• _Task to carry out_:
Reproduce the records exactly.

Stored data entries

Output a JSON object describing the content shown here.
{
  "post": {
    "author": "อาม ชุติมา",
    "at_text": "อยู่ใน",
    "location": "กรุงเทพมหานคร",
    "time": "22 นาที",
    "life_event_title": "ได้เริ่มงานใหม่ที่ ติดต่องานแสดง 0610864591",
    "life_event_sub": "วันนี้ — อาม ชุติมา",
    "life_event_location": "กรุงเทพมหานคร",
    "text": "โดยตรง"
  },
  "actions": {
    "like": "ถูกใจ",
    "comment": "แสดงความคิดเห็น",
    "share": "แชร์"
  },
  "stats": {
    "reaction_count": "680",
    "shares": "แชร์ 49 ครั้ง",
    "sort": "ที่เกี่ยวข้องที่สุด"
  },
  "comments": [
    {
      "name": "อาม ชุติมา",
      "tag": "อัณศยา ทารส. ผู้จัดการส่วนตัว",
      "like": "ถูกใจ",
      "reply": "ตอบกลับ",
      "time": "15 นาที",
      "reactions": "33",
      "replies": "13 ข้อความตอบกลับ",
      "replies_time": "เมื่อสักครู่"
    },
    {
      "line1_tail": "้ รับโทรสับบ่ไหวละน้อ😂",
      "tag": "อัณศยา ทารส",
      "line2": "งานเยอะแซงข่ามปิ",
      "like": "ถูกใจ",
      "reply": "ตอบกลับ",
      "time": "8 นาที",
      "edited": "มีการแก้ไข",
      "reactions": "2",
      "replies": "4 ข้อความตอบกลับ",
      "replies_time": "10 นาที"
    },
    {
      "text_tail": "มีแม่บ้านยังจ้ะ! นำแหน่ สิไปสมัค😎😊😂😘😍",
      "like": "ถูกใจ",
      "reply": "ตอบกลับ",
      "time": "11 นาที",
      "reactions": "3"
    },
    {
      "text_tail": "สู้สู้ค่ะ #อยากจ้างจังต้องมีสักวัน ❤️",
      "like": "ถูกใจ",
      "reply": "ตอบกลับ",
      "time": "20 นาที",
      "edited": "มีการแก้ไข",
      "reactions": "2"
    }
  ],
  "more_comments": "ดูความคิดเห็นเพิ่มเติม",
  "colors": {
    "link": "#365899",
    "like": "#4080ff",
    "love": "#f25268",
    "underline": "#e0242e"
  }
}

• _Answer for the task_:
Output a JSON object describing the content shown here.
{
  "post": {
    "author": "อาม ชุติมา",
    "at_text": "อยู่ใน",
    "location": "กรุงเทพมหานคร",
    "time": "22 นาที",
    "life_event_title": "ได้เริ่มงานใหม่ที่ ติดต่องานแสดง 0610864591",
    "life_event_sub": "วันนี้ — อาม ชุติมา",
    "life_event_location": "กรุงเทพมหานคร",
    "text": "โดยตรง"
  },
  "actions": {
    "like": "ถูกใจ",
    "comment": "แสดงความคิดเห็น",
    "share": "แชร์"
  },
  "stats": {
    "reaction_count": "680",
    "shares": "แชร์ 49 ครั้ง",
    "sort": "ที่เกี่ยวข้องที่สุด"
  },
  "comments": [
    {
      "name": "อาม ชุติมา",
      "tag": "อัณศยา ทารส. ผู้จัดการส่วนตัว",
      "like": "ถูกใจ",
      "reply": "ตอบกลับ",
      "time": "15 นาที",
      "reactions": "33",
      "replies": "13 ข้อความตอบกลับ",
      "replies_time": "เมื่อสักครู่"
    },
    {
      "line1_tail": "้ รับโทรสับบ่ไหวละน้อ😂",
      "tag": "อัณศยา ทารส",
      "line2": "งานเยอะแซงข่ามปิ",
      "like": "ถูกใจ",
      "reply": "ตอบกลับ",
      "time": "8 นาที",
      "edited": "มีการแก้ไข",
      "reactions": "2",
      "replies": "4 ข้อความตอบกลับ",
      "replies_time": "10 นาที"
    },
    {
      "text_tail": "มีแม่บ้านยังจ้ะ! นำแหน่ สิไปสมัค😎😊😂😘😍",
      "like": "ถูกใจ",
      "reply": "ตอบกลับ",
      "time": "11 นาที",
      "reactions": "3"
    },
    {
      "text_tail": "สู้สู้ค่ะ #อยากจ้างจังต้องมีสักวัน ❤️",
      "like": "ถูกใจ",
      "reply": "ตอบกลับ",
      "time": "20 นาที",
      "edited": "มีการแก้ไข",
      "reactions": "2"
    }
  ],
  "more_comments": "ดูความคิดเห็นเพิ่มเติม",
  "colors": {
    "link": "#365899",
    "like": "#4080ff",
    "love": "#f25268",
    "underline": "#e0242e"
  }
}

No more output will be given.